EXERCISE GOAL:
Find every line containing the word "habitants" and report the count, nothing more.

Figure data in JSON:
>> start
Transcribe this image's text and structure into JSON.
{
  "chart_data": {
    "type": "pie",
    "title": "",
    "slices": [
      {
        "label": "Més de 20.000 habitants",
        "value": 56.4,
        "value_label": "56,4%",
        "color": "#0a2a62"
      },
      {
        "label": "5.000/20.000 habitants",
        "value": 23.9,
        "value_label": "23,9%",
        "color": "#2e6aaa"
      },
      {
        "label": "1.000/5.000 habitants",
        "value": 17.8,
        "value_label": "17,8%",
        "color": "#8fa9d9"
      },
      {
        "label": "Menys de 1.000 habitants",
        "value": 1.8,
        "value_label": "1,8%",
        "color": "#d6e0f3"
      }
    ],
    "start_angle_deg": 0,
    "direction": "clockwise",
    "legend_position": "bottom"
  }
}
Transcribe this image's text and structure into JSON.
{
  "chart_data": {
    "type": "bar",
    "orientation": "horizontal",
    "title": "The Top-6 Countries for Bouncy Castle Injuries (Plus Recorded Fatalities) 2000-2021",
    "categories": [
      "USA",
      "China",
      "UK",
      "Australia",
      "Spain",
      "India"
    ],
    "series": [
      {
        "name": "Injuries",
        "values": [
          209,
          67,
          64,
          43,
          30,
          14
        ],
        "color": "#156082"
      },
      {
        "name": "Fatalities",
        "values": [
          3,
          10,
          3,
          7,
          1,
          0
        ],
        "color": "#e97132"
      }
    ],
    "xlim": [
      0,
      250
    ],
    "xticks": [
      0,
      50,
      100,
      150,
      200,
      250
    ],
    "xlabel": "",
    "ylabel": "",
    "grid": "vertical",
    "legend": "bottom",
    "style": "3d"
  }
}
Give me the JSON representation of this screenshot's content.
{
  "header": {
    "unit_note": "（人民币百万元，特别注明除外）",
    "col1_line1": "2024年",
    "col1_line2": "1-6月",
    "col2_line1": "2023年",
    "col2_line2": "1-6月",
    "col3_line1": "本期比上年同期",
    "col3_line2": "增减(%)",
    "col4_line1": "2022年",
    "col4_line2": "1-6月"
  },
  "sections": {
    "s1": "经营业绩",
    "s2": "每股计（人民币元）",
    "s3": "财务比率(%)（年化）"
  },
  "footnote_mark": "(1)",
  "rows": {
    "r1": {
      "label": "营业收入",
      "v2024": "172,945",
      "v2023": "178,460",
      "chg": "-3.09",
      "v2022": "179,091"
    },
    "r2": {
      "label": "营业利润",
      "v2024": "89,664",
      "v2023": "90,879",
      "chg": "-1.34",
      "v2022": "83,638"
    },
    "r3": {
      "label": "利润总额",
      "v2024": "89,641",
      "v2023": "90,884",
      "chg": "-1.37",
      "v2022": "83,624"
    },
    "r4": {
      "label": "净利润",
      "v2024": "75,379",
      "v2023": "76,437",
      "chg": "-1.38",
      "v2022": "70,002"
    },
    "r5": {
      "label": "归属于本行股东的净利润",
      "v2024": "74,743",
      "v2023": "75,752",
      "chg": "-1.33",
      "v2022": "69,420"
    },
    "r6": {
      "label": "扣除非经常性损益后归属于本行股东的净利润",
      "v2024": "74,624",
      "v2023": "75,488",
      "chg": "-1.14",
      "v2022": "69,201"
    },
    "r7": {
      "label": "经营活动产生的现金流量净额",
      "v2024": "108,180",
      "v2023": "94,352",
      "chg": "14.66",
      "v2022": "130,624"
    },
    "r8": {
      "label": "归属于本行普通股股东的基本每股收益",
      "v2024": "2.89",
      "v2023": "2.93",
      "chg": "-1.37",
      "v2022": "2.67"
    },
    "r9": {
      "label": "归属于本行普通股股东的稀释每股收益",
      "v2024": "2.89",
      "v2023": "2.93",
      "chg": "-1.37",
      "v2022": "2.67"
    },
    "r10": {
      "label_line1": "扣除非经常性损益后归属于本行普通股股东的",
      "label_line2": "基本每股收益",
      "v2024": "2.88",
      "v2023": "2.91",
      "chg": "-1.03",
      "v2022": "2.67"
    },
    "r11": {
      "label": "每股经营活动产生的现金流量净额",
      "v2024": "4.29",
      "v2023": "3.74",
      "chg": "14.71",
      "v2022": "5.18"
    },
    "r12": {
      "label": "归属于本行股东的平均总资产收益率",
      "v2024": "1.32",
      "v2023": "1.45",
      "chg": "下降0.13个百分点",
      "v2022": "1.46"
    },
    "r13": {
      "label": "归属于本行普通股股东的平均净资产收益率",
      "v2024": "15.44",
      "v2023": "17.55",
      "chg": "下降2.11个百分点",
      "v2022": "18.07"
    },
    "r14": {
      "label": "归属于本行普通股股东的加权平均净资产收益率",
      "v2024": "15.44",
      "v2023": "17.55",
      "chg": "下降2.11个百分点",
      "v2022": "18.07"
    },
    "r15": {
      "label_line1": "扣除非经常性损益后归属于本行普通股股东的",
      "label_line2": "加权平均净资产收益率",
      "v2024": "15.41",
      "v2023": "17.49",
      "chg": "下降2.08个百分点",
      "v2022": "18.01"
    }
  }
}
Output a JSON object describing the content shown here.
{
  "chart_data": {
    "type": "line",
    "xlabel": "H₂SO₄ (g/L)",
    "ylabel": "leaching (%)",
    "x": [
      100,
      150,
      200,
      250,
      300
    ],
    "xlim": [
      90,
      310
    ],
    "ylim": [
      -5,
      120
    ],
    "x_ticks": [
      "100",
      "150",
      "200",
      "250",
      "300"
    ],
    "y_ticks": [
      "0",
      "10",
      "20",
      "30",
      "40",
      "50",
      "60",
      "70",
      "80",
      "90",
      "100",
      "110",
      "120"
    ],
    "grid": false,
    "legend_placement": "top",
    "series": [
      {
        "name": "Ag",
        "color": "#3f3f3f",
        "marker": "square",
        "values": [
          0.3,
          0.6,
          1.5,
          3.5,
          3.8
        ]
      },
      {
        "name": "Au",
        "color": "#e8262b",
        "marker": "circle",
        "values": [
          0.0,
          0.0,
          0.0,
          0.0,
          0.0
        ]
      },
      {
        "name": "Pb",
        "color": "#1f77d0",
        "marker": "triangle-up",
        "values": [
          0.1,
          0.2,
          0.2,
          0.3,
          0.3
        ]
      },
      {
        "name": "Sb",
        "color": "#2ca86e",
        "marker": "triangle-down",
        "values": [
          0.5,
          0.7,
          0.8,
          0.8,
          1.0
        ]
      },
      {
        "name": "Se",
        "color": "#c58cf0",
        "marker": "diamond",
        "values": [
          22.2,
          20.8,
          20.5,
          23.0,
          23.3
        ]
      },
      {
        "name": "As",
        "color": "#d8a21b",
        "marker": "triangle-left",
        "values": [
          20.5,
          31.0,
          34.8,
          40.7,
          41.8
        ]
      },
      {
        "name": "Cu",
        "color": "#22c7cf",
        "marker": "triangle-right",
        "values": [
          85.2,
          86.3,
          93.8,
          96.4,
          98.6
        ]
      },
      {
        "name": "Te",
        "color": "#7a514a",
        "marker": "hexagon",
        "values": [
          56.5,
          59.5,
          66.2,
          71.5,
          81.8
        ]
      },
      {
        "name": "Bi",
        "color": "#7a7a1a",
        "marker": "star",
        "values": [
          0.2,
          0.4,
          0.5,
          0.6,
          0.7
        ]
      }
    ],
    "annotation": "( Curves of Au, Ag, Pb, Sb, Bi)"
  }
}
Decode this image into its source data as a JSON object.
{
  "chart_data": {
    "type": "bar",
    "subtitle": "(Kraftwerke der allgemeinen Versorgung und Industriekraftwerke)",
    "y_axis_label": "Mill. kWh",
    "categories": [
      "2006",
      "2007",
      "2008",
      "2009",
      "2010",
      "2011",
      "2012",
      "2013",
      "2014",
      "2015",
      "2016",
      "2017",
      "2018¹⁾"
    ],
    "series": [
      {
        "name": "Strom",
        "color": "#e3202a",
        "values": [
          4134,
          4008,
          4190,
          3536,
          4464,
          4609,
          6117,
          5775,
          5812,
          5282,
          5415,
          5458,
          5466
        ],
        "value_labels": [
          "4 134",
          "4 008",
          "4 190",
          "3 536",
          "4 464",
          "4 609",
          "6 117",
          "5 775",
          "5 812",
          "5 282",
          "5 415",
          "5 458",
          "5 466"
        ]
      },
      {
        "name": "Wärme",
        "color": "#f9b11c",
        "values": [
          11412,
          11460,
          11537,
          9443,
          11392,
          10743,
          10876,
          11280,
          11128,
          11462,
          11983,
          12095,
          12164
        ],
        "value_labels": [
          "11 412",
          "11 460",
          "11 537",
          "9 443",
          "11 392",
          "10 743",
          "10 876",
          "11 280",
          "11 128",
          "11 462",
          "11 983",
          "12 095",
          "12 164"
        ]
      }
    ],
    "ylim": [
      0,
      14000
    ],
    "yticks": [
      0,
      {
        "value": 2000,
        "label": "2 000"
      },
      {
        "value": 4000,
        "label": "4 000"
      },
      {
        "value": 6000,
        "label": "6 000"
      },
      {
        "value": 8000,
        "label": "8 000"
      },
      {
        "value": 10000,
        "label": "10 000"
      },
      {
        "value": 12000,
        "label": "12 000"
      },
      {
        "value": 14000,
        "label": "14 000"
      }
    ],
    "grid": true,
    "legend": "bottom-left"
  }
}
>> end
FINAL RESULT:
4